Data to process:
-- -- --
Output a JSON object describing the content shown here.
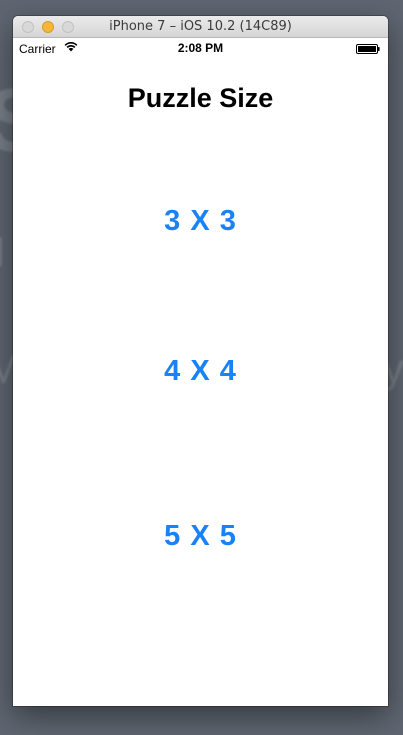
{
  "window": {
    "title": "iPhone 7 – iOS 10.2 (14C89)"
  },
  "status_bar": {
    "carrier": "Carrier",
    "time": "2:08 PM"
  },
  "screen": {
    "title": "Puzzle Size",
    "size_options": [
      {
        "label": "3 X 3"
      },
      {
        "label": "4 X 4"
      },
      {
        "label": "5 X 5"
      }
    ]
  },
  "colors": {
    "accent": "#1a82f7",
    "background": "#5f6671"
  }
}
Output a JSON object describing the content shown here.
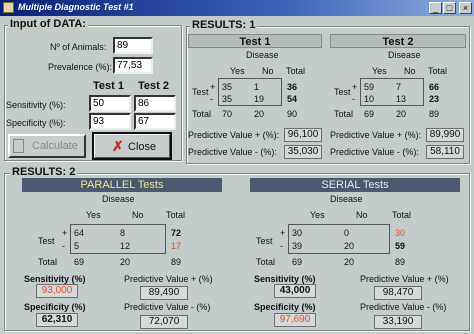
-- -- --
What the task asks: Can you repeat every record above exactly, apart from the pictures?

Completed exercise:
Output a JSON object describing the content shown here.
{
  "window": {
    "title": "iPhone 7 – iOS 10.2 (14C89)"
  },
  "status_bar": {
    "carrier": "Carrier",
    "time": "2:08 PM"
  },
  "screen": {
    "title": "Puzzle Size",
    "size_options": [
      {
        "label": "3 X 3"
      },
      {
        "label": "4 X 4"
      },
      {
        "label": "5 X 5"
      }
    ]
  },
  "colors": {
    "accent": "#1a82f7",
    "background": "#5f6671"
  }
}
Output a JSON object describing the content shown here.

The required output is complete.